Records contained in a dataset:

____________

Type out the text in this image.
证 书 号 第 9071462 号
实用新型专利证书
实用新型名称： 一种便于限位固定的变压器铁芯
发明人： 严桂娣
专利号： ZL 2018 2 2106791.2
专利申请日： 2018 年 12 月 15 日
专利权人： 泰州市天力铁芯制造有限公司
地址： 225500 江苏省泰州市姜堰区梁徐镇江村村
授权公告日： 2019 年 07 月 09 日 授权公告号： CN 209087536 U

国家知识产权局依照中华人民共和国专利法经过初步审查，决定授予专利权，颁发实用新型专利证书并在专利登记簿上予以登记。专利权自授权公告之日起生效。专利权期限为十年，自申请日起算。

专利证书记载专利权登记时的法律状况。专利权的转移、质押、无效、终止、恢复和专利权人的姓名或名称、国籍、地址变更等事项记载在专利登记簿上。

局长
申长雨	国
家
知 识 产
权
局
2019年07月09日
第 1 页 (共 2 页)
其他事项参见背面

____________

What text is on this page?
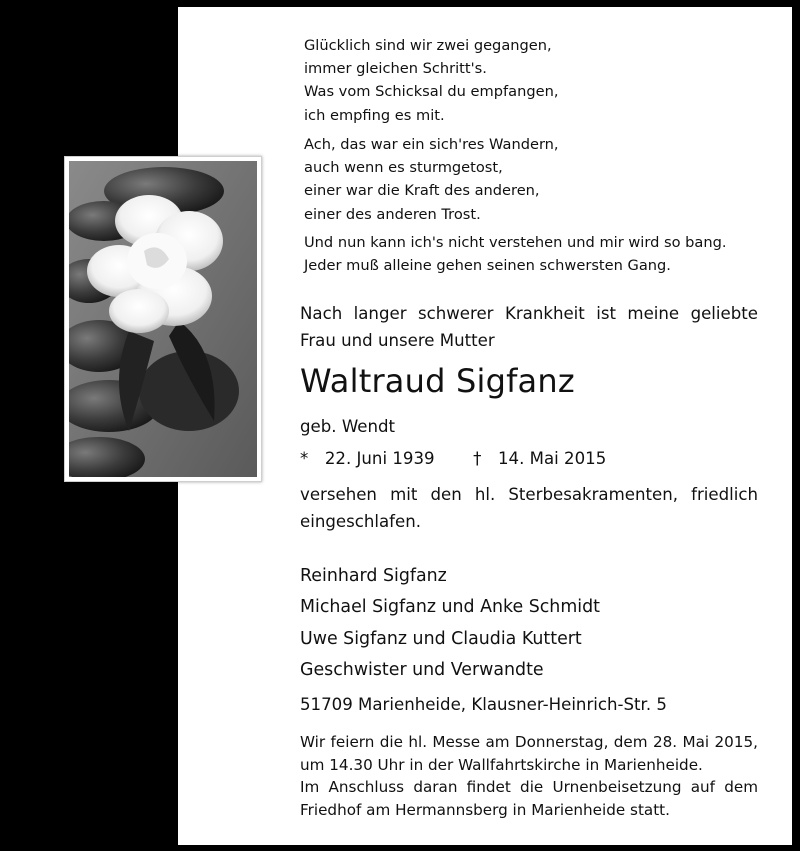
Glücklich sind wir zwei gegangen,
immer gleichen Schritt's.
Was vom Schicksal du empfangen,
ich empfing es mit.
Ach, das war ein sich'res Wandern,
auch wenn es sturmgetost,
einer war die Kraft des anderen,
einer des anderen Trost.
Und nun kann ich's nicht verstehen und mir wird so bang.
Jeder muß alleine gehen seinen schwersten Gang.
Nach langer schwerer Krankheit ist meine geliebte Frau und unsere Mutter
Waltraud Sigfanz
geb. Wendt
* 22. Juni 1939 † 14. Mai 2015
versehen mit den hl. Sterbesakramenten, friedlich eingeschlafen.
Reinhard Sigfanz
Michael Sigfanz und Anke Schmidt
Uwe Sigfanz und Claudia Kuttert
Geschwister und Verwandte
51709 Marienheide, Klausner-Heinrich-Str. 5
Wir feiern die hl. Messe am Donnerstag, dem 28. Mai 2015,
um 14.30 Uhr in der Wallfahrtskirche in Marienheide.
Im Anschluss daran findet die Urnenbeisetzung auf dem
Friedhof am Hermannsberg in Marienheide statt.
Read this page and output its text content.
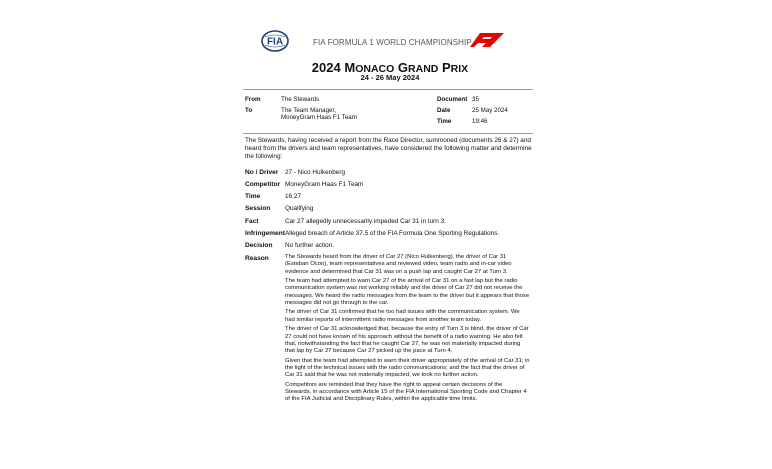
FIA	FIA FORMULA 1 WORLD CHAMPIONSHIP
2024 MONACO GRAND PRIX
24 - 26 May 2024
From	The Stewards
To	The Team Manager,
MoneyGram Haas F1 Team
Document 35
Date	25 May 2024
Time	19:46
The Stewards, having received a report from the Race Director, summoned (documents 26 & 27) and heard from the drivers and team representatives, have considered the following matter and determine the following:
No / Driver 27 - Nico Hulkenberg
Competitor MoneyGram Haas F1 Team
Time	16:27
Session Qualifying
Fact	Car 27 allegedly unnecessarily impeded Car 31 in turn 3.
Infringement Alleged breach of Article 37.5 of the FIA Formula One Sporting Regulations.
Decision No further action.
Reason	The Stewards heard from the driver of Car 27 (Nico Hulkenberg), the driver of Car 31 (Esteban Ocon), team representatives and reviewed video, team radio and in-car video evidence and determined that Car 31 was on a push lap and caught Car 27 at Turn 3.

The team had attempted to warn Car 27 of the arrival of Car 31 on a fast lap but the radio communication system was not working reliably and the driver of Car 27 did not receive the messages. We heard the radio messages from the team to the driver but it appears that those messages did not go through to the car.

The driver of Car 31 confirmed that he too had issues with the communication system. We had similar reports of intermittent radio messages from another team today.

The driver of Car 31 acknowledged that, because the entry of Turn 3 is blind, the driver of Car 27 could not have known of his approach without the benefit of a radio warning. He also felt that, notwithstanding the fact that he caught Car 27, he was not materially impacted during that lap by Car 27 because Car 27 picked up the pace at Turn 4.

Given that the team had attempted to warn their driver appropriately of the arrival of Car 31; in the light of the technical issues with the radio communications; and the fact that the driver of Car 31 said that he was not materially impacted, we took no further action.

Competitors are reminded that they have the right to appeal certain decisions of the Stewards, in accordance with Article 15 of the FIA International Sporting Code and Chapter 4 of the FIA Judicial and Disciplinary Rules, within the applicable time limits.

____________

From the data above, copy each line where the string "Sigfanz" appears.

• Right answer
Waltraud Sigfanz
Reinhard Sigfanz
Michael Sigfanz und Anke Schmidt
Uwe Sigfanz und Claudia Kuttert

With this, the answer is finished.